*WHAT NEEDS TO BE DONE*. Exactly repeat the material, dropping only the pictures.

— begin SUPPLIED INFORMATION —

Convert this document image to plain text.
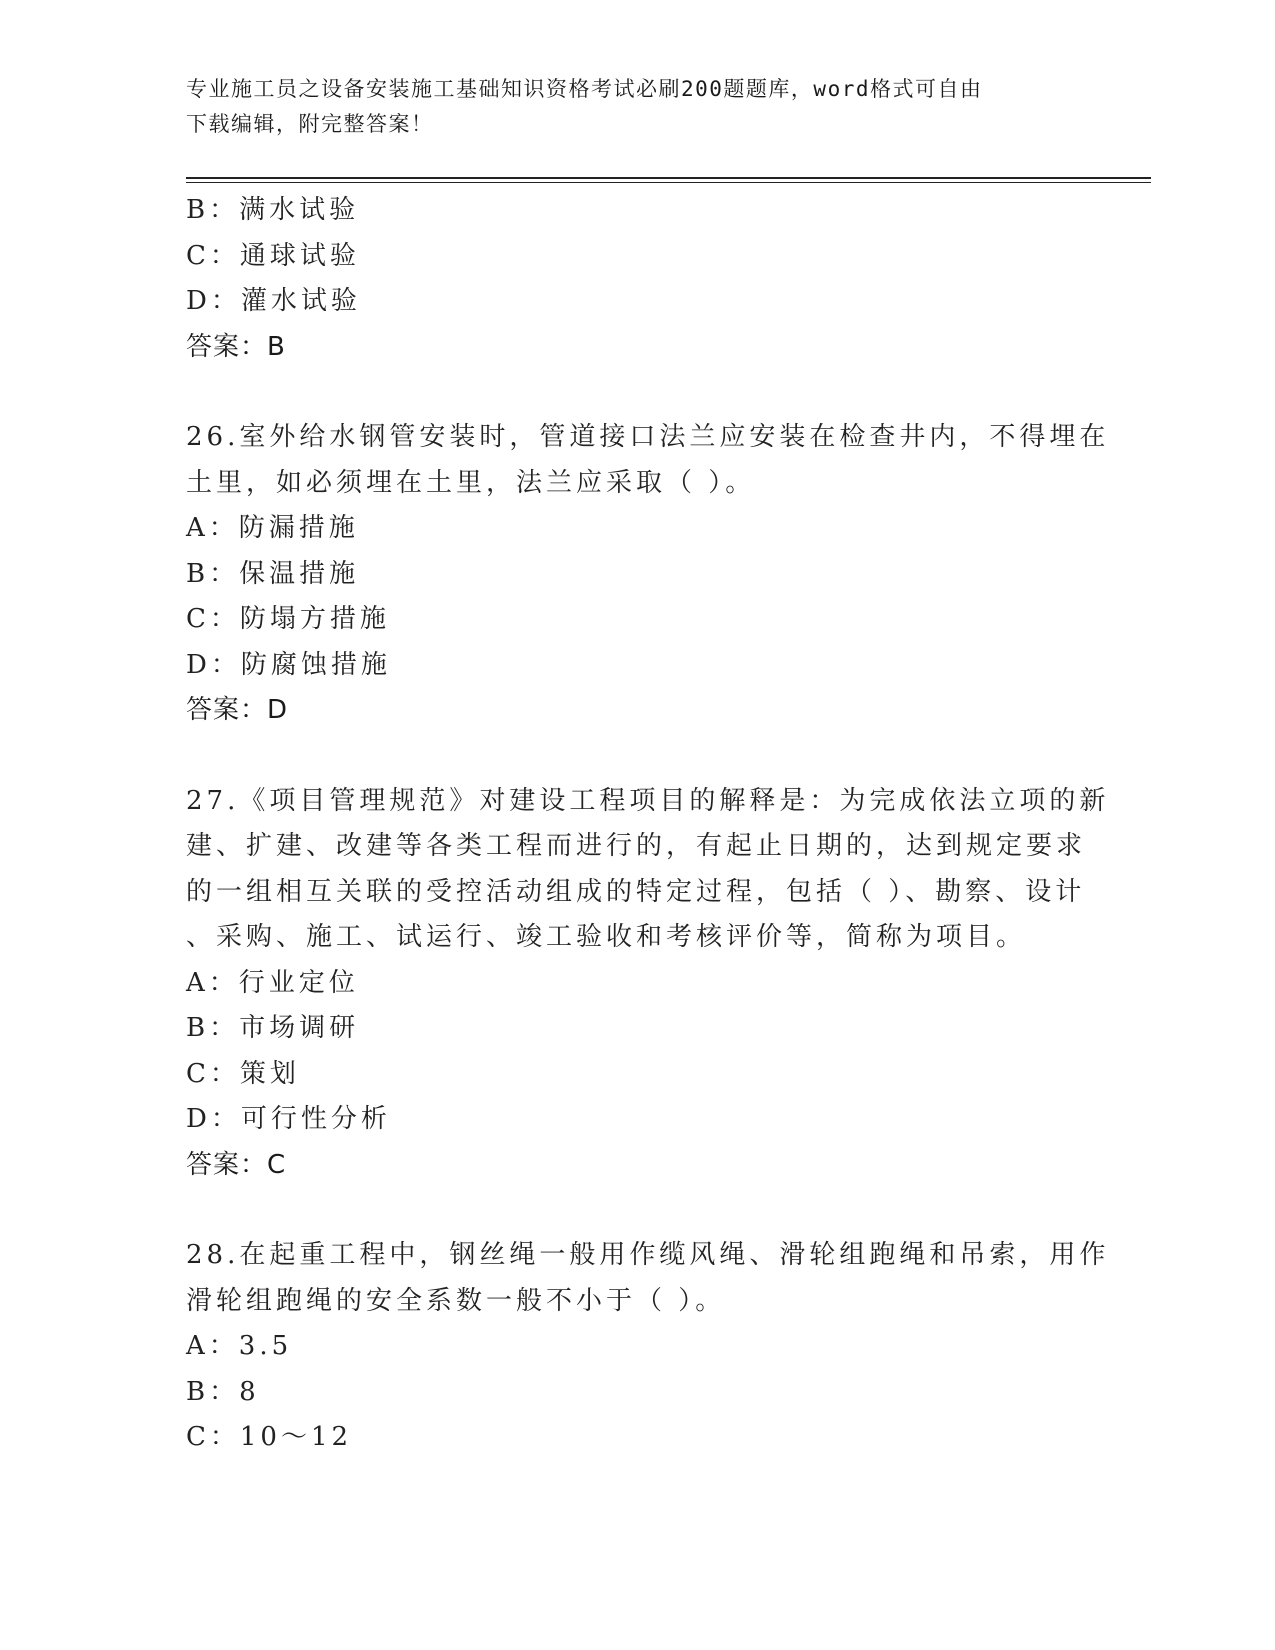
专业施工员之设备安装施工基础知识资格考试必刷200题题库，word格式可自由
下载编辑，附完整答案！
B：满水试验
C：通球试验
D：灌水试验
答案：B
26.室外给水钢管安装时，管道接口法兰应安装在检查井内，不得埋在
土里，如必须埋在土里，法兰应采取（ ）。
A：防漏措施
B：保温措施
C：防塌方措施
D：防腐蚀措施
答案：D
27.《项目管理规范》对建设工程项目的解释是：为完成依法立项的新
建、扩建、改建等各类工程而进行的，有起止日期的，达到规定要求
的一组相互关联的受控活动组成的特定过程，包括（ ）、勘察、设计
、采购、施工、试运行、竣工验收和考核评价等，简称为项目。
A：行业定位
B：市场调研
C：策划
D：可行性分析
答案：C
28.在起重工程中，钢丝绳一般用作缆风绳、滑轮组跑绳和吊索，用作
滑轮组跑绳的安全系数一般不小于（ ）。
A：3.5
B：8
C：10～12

— end SUPPLIED INFORMATION —

*TASK ANSWER*.
Convert this document image to plain text.
专业施工员之设备安装施工基础知识资格考试必刷200题题库，word格式可自由
下载编辑，附完整答案！
B：满水试验
C：通球试验
D：灌水试验
答案：B
26.室外给水钢管安装时，管道接口法兰应安装在检查井内，不得埋在
土里，如必须埋在土里，法兰应采取（ ）。
A：防漏措施
B：保温措施
C：防塌方措施
D：防腐蚀措施
答案：D
27.《项目管理规范》对建设工程项目的解释是：为完成依法立项的新
建、扩建、改建等各类工程而进行的，有起止日期的，达到规定要求
的一组相互关联的受控活动组成的特定过程，包括（ ）、勘察、设计
、采购、施工、试运行、竣工验收和考核评价等，简称为项目。
A：行业定位
B：市场调研
C：策划
D：可行性分析
答案：C
28.在起重工程中，钢丝绳一般用作缆风绳、滑轮组跑绳和吊索，用作
滑轮组跑绳的安全系数一般不小于（ ）。
A：3.5
B：8
C：10～12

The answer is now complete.